• **Task description**: Output the entries word for word. Omit images.

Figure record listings
────────────────────────────────────────
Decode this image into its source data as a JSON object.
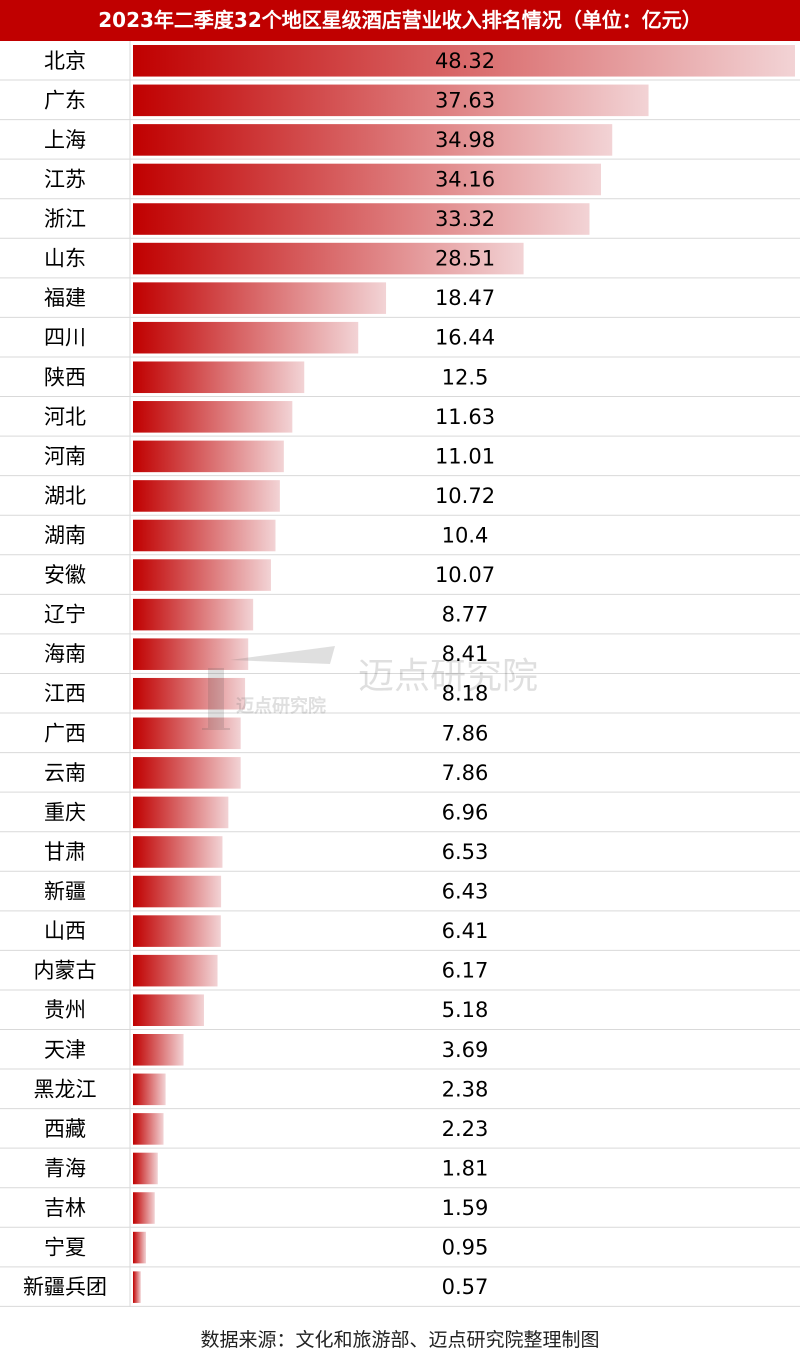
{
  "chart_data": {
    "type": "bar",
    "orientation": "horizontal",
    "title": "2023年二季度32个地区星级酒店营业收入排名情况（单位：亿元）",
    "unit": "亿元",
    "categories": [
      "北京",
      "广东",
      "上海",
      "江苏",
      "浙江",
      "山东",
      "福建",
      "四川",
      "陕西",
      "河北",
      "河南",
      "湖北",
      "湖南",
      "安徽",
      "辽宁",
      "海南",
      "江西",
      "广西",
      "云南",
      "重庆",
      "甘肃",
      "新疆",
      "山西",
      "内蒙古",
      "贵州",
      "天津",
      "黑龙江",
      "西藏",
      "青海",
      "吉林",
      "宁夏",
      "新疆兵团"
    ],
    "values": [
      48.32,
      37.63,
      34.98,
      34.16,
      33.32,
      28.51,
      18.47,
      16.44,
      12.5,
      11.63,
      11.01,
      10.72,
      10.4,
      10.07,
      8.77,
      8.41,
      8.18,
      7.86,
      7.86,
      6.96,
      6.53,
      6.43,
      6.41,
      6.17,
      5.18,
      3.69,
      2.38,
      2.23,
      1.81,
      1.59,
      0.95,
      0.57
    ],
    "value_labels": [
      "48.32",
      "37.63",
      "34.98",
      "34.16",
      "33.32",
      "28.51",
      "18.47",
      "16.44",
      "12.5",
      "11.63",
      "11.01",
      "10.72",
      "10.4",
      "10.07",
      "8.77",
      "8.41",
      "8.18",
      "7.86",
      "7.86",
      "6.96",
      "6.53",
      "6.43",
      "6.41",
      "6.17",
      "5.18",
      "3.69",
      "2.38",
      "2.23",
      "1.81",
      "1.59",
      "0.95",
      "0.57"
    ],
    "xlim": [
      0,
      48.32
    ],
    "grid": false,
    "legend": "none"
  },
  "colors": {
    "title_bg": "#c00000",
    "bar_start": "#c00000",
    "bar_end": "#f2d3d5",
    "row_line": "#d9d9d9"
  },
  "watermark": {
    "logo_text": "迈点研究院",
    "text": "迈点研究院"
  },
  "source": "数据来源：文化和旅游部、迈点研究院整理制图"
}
────────────────────────────────────────
• **Answer to this task**:
Decode this image into its source data as a JSON object.
{
  "chart_data": {
    "type": "bar",
    "orientation": "horizontal",
    "title": "2023年二季度32个地区星级酒店营业收入排名情况（单位：亿元）",
    "unit": "亿元",
    "categories": [
      "北京",
      "广东",
      "上海",
      "江苏",
      "浙江",
      "山东",
      "福建",
      "四川",
      "陕西",
      "河北",
      "河南",
      "湖北",
      "湖南",
      "安徽",
      "辽宁",
      "海南",
      "江西",
      "广西",
      "云南",
      "重庆",
      "甘肃",
      "新疆",
      "山西",
      "内蒙古",
      "贵州",
      "天津",
      "黑龙江",
      "西藏",
      "青海",
      "吉林",
      "宁夏",
      "新疆兵团"
    ],
    "values": [
      48.32,
      37.63,
      34.98,
      34.16,
      33.32,
      28.51,
      18.47,
      16.44,
      12.5,
      11.63,
      11.01,
      10.72,
      10.4,
      10.07,
      8.77,
      8.41,
      8.18,
      7.86,
      7.86,
      6.96,
      6.53,
      6.43,
      6.41,
      6.17,
      5.18,
      3.69,
      2.38,
      2.23,
      1.81,
      1.59,
      0.95,
      0.57
    ],
    "value_labels": [
      "48.32",
      "37.63",
      "34.98",
      "34.16",
      "33.32",
      "28.51",
      "18.47",
      "16.44",
      "12.5",
      "11.63",
      "11.01",
      "10.72",
      "10.4",
      "10.07",
      "8.77",
      "8.41",
      "8.18",
      "7.86",
      "7.86",
      "6.96",
      "6.53",
      "6.43",
      "6.41",
      "6.17",
      "5.18",
      "3.69",
      "2.38",
      "2.23",
      "1.81",
      "1.59",
      "0.95",
      "0.57"
    ],
    "xlim": [
      0,
      48.32
    ],
    "grid": false,
    "legend": "none"
  },
  "colors": {
    "title_bg": "#c00000",
    "bar_start": "#c00000",
    "bar_end": "#f2d3d5",
    "row_line": "#d9d9d9"
  },
  "watermark": {
    "logo_text": "迈点研究院",
    "text": "迈点研究院"
  },
  "source": "数据来源：文化和旅游部、迈点研究院整理制图"
}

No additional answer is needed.